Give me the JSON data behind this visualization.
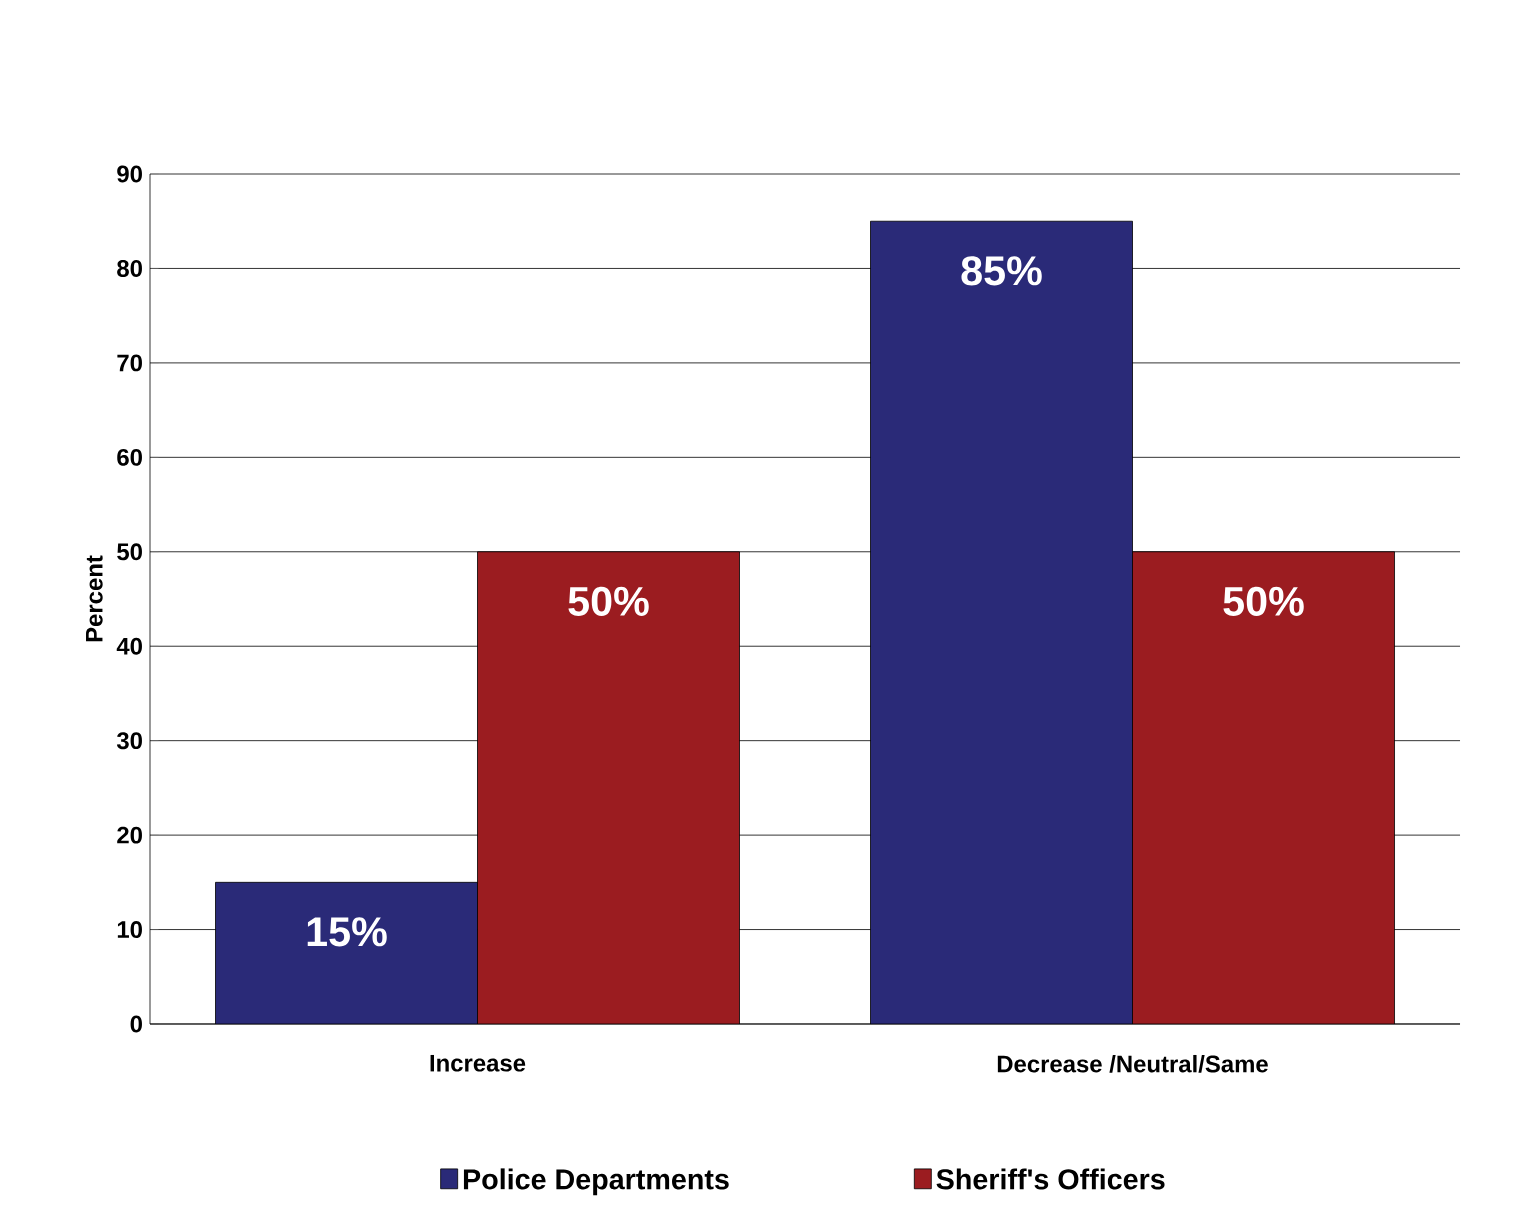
{
  "chart_data": {
    "type": "bar",
    "ylabel": "Percent",
    "categories": [
      "Increase",
      "Decrease /Neutral/Same"
    ],
    "series": [
      {
        "name": "Police Departments",
        "color": "#2a2a78",
        "values": [
          15,
          85
        ],
        "value_labels": [
          "15%",
          "85%"
        ]
      },
      {
        "name": "Sheriff's Officers",
        "color": "#9b1c20",
        "values": [
          50,
          50
        ],
        "value_labels": [
          "50%",
          "50%"
        ]
      }
    ],
    "ylim": [
      0,
      90
    ],
    "yticks": [
      0,
      10,
      20,
      30,
      40,
      50,
      60,
      70,
      80,
      90
    ],
    "grid": "y",
    "legend": "bottom"
  }
}
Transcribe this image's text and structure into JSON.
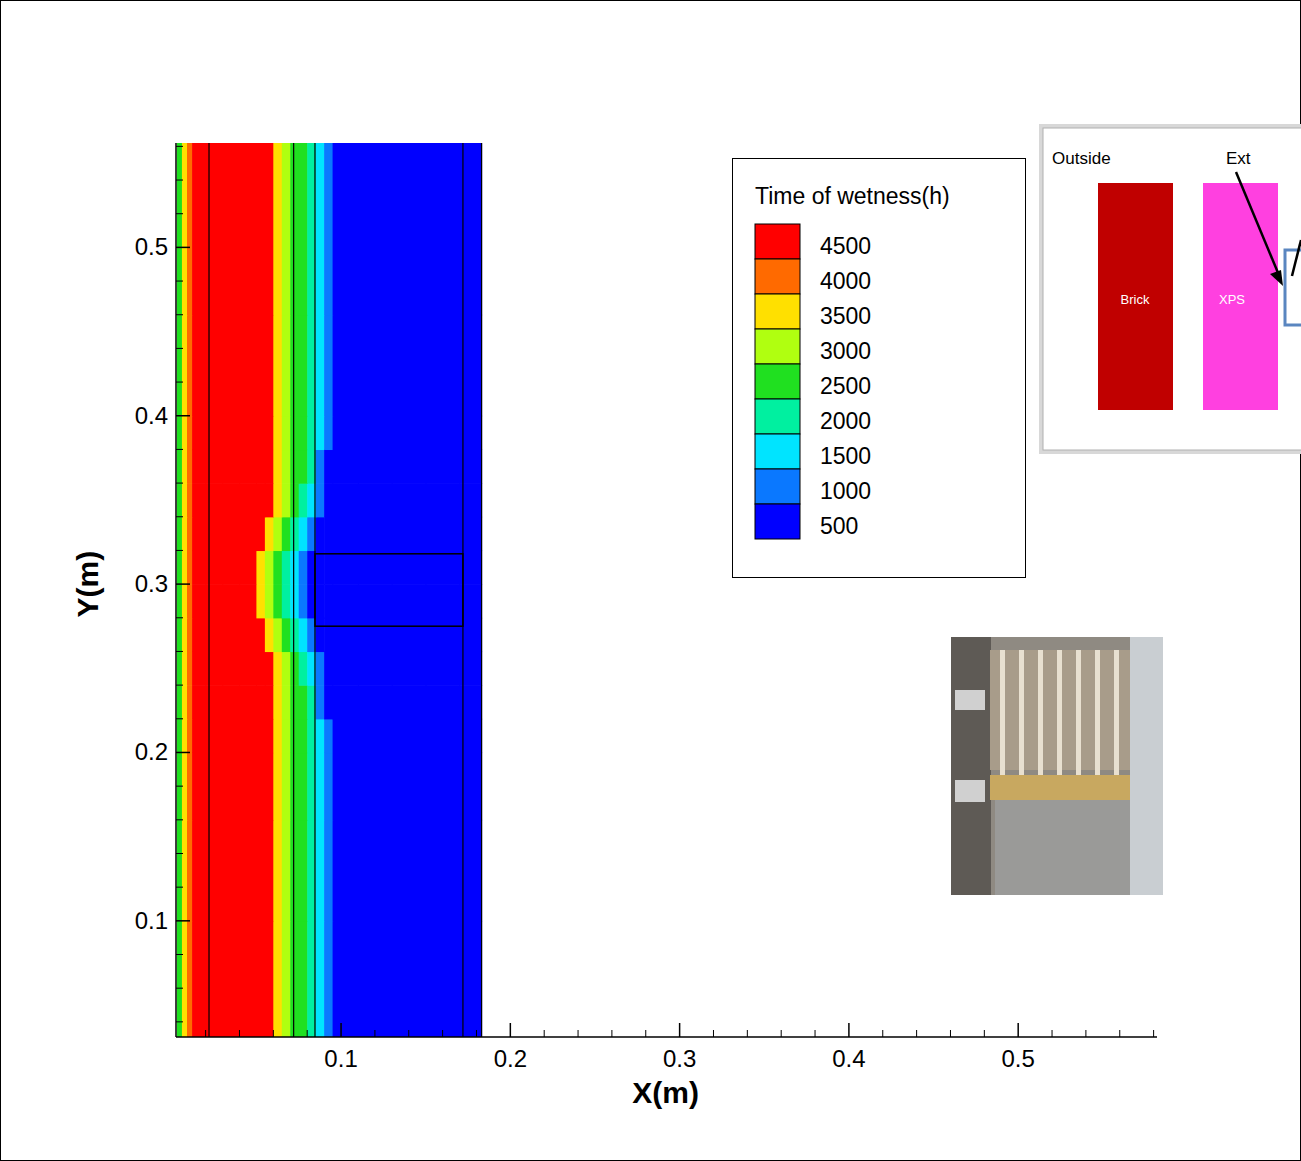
{
  "chart_data": {
    "type": "contour",
    "x_label": "X(m)",
    "y_label": "Y(m)",
    "xlim": [
      0.0025,
      0.582
    ],
    "ylim": [
      0.031,
      0.562
    ],
    "xticks": [
      0.1,
      0.2,
      0.3,
      0.4,
      0.5
    ],
    "yticks": [
      0.1,
      0.2,
      0.3,
      0.4,
      0.5
    ],
    "x_edges": [
      0.003,
      0.006,
      0.009,
      0.012,
      0.02,
      0.03,
      0.04,
      0.05,
      0.055,
      0.06,
      0.065,
      0.07,
      0.075,
      0.08,
      0.085,
      0.09,
      0.095,
      0.11,
      0.13,
      0.15,
      0.17,
      0.183
    ],
    "y_edges": [
      0.031,
      0.1,
      0.16,
      0.2,
      0.22,
      0.24,
      0.26,
      0.28,
      0.3,
      0.32,
      0.34,
      0.36,
      0.38,
      0.4,
      0.46,
      0.562
    ],
    "cells": [
      [
        2800,
        3700,
        4200,
        4800,
        4800,
        4800,
        4800,
        4800,
        4800,
        3800,
        3200,
        2700,
        2600,
        2200,
        1600,
        1100,
        300,
        300,
        300,
        300,
        300
      ],
      [
        2800,
        3700,
        4200,
        4800,
        4800,
        4800,
        4800,
        4800,
        4800,
        3800,
        3200,
        2700,
        2600,
        2200,
        1600,
        1100,
        300,
        300,
        300,
        300,
        300
      ],
      [
        2800,
        3700,
        4200,
        4800,
        4800,
        4800,
        4800,
        4800,
        4800,
        3800,
        3200,
        2700,
        2600,
        2200,
        1600,
        1100,
        300,
        300,
        300,
        300,
        300
      ],
      [
        2800,
        3700,
        4200,
        4800,
        4800,
        4800,
        4800,
        4800,
        4800,
        3800,
        3200,
        2700,
        2600,
        2200,
        1600,
        1100,
        300,
        300,
        300,
        300,
        300
      ],
      [
        2800,
        3700,
        4200,
        4800,
        4800,
        4800,
        4800,
        4800,
        4800,
        3800,
        3200,
        2700,
        2500,
        2100,
        1200,
        700,
        300,
        300,
        300,
        300,
        300
      ],
      [
        2800,
        3700,
        4200,
        4800,
        4800,
        4800,
        4800,
        4800,
        4800,
        3800,
        3200,
        2600,
        2200,
        1600,
        1100,
        500,
        300,
        300,
        300,
        300,
        300
      ],
      [
        2800,
        3700,
        4200,
        4800,
        4800,
        4800,
        4800,
        4800,
        3800,
        3200,
        2700,
        2200,
        1600,
        1100,
        700,
        300,
        300,
        300,
        300,
        300,
        300
      ],
      [
        2800,
        3700,
        4200,
        4800,
        4800,
        4800,
        4800,
        3800,
        3200,
        2700,
        2200,
        1600,
        1100,
        800,
        300,
        300,
        300,
        300,
        300,
        300,
        300
      ],
      [
        2800,
        3700,
        4200,
        4800,
        4800,
        4800,
        4800,
        3800,
        3200,
        2700,
        2200,
        1600,
        1100,
        800,
        300,
        300,
        300,
        300,
        300,
        300,
        300
      ],
      [
        2800,
        3700,
        4200,
        4800,
        4800,
        4800,
        4800,
        4800,
        3800,
        3200,
        2700,
        2200,
        1600,
        1100,
        700,
        300,
        300,
        300,
        300,
        300,
        300
      ],
      [
        2800,
        3700,
        4200,
        4800,
        4800,
        4800,
        4800,
        4800,
        4800,
        3800,
        3200,
        2600,
        2200,
        1600,
        1100,
        500,
        300,
        300,
        300,
        300,
        300
      ],
      [
        2800,
        3700,
        4200,
        4800,
        4800,
        4800,
        4800,
        4800,
        4800,
        3800,
        3200,
        2700,
        2500,
        2100,
        1200,
        700,
        300,
        300,
        300,
        300,
        300
      ],
      [
        2800,
        3700,
        4200,
        4800,
        4800,
        4800,
        4800,
        4800,
        4800,
        3800,
        3200,
        2700,
        2600,
        2200,
        1600,
        1100,
        300,
        300,
        300,
        300,
        300
      ],
      [
        2800,
        3700,
        4200,
        4800,
        4800,
        4800,
        4800,
        4800,
        4800,
        3800,
        3200,
        2700,
        2600,
        2200,
        1600,
        1100,
        300,
        300,
        300,
        300,
        300
      ],
      [
        2800,
        3700,
        4200,
        4800,
        4800,
        4800,
        4800,
        4800,
        4800,
        3800,
        3200,
        2700,
        2600,
        2200,
        1600,
        1100,
        300,
        300,
        300,
        300,
        300
      ]
    ],
    "material_boundaries_x": [
      0.022,
      0.072,
      0.0846,
      0.172,
      0.183
    ],
    "anchor": {
      "x": [
        0.0846,
        0.172
      ],
      "y": [
        0.275,
        0.318
      ]
    },
    "colorbar": {
      "title": "Time of wetness(h)",
      "levels": [
        500,
        1000,
        1500,
        2000,
        2500,
        3000,
        3500,
        4000,
        4500
      ],
      "colors": [
        "#0000ff",
        "#0a78ff",
        "#00e4ff",
        "#00f0a0",
        "#20e020",
        "#b0ff10",
        "#ffe000",
        "#ff6a00",
        "#ff0000"
      ]
    },
    "inset": {
      "labels": [
        "Outside",
        "Ext",
        "Brick",
        "XPS"
      ]
    }
  }
}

■ ■ ■ ■

TASK DIRECTIONS> Print all of the entries word for word. Omit the pictures they contain.

OUTPUT BELOW>
Give me the JSON data behind this visualization.
{
  "chart_data": {
    "type": "bar",
    "ylabel": "Percent",
    "categories": [
      "Increase",
      "Decrease /Neutral/Same"
    ],
    "series": [
      {
        "name": "Police Departments",
        "color": "#2a2a78",
        "values": [
          15,
          85
        ],
        "value_labels": [
          "15%",
          "85%"
        ]
      },
      {
        "name": "Sheriff's Officers",
        "color": "#9b1c20",
        "values": [
          50,
          50
        ],
        "value_labels": [
          "50%",
          "50%"
        ]
      }
    ],
    "ylim": [
      0,
      90
    ],
    "yticks": [
      0,
      10,
      20,
      30,
      40,
      50,
      60,
      70,
      80,
      90
    ],
    "grid": "y",
    "legend": "bottom"
  }
}
Transcribe this image's text and structure into JSON.
{
  "chart_data": {
    "type": "contour",
    "x_label": "X(m)",
    "y_label": "Y(m)",
    "xlim": [
      0.0025,
      0.582
    ],
    "ylim": [
      0.031,
      0.562
    ],
    "xticks": [
      0.1,
      0.2,
      0.3,
      0.4,
      0.5
    ],
    "yticks": [
      0.1,
      0.2,
      0.3,
      0.4,
      0.5
    ],
    "x_edges": [
      0.003,
      0.006,
      0.009,
      0.012,
      0.02,
      0.03,
      0.04,
      0.05,
      0.055,
      0.06,
      0.065,
      0.07,
      0.075,
      0.08,
      0.085,
      0.09,
      0.095,
      0.11,
      0.13,
      0.15,
      0.17,
      0.183
    ],
    "y_edges": [
      0.031,
      0.1,
      0.16,
      0.2,
      0.22,
      0.24,
      0.26,
      0.28,
      0.3,
      0.32,
      0.34,
      0.36,
      0.38,
      0.4,
      0.46,
      0.562
    ],
    "cells": [
      [
        2800,
        3700,
        4200,
        4800,
        4800,
        4800,
        4800,
        4800,
        4800,
        3800,
        3200,
        2700,
        2600,
        2200,
        1600,
        1100,
        300,
        300,
        300,
        300,
        300
      ],
      [
        2800,
        3700,
        4200,
        4800,
        4800,
        4800,
        4800,
        4800,
        4800,
        3800,
        3200,
        2700,
        2600,
        2200,
        1600,
        1100,
        300,
        300,
        300,
        300,
        300
      ],
      [
        2800,
        3700,
        4200,
        4800,
        4800,
        4800,
        4800,
        4800,
        4800,
        3800,
        3200,
        2700,
        2600,
        2200,
        1600,
        1100,
        300,
        300,
        300,
        300,
        300
      ],
      [
        2800,
        3700,
        4200,
        4800,
        4800,
        4800,
        4800,
        4800,
        4800,
        3800,
        3200,
        2700,
        2600,
        2200,
        1600,
        1100,
        300,
        300,
        300,
        300,
        300
      ],
      [
        2800,
        3700,
        4200,
        4800,
        4800,
        4800,
        4800,
        4800,
        4800,
        3800,
        3200,
        2700,
        2500,
        2100,
        1200,
        700,
        300,
        300,
        300,
        300,
        300
      ],
      [
        2800,
        3700,
        4200,
        4800,
        4800,
        4800,
        4800,
        4800,
        4800,
        3800,
        3200,
        2600,
        2200,
        1600,
        1100,
        500,
        300,
        300,
        300,
        300,
        300
      ],
      [
        2800,
        3700,
        4200,
        4800,
        4800,
        4800,
        4800,
        4800,
        3800,
        3200,
        2700,
        2200,
        1600,
        1100,
        700,
        300,
        300,
        300,
        300,
        300,
        300
      ],
      [
        2800,
        3700,
        4200,
        4800,
        4800,
        4800,
        4800,
        3800,
        3200,
        2700,
        2200,
        1600,
        1100,
        800,
        300,
        300,
        300,
        300,
        300,
        300,
        300
      ],
      [
        2800,
        3700,
        4200,
        4800,
        4800,
        4800,
        4800,
        3800,
        3200,
        2700,
        2200,
        1600,
        1100,
        800,
        300,
        300,
        300,
        300,
        300,
        300,
        300
      ],
      [
        2800,
        3700,
        4200,
        4800,
        4800,
        4800,
        4800,
        4800,
        3800,
        3200,
        2700,
        2200,
        1600,
        1100,
        700,
        300,
        300,
        300,
        300,
        300,
        300
      ],
      [
        2800,
        3700,
        4200,
        4800,
        4800,
        4800,
        4800,
        4800,
        4800,
        3800,
        3200,
        2600,
        2200,
        1600,
        1100,
        500,
        300,
        300,
        300,
        300,
        300
      ],
      [
        2800,
        3700,
        4200,
        4800,
        4800,
        4800,
        4800,
        4800,
        4800,
        3800,
        3200,
        2700,
        2500,
        2100,
        1200,
        700,
        300,
        300,
        300,
        300,
        300
      ],
      [
        2800,
        3700,
        4200,
        4800,
        4800,
        4800,
        4800,
        4800,
        4800,
        3800,
        3200,
        2700,
        2600,
        2200,
        1600,
        1100,
        300,
        300,
        300,
        300,
        300
      ],
      [
        2800,
        3700,
        4200,
        4800,
        4800,
        4800,
        4800,
        4800,
        4800,
        3800,
        3200,
        2700,
        2600,
        2200,
        1600,
        1100,
        300,
        300,
        300,
        300,
        300
      ],
      [
        2800,
        3700,
        4200,
        4800,
        4800,
        4800,
        4800,
        4800,
        4800,
        3800,
        3200,
        2700,
        2600,
        2200,
        1600,
        1100,
        300,
        300,
        300,
        300,
        300
      ]
    ],
    "material_boundaries_x": [
      0.022,
      0.072,
      0.0846,
      0.172,
      0.183
    ],
    "anchor": {
      "x": [
        0.0846,
        0.172
      ],
      "y": [
        0.275,
        0.318
      ]
    },
    "colorbar": {
      "title": "Time of wetness(h)",
      "levels": [
        500,
        1000,
        1500,
        2000,
        2500,
        3000,
        3500,
        4000,
        4500
      ],
      "colors": [
        "#0000ff",
        "#0a78ff",
        "#00e4ff",
        "#00f0a0",
        "#20e020",
        "#b0ff10",
        "#ffe000",
        "#ff6a00",
        "#ff0000"
      ]
    },
    "inset": {
      "labels": [
        "Outside",
        "Ext",
        "Brick",
        "XPS"
      ]
    }
  }
}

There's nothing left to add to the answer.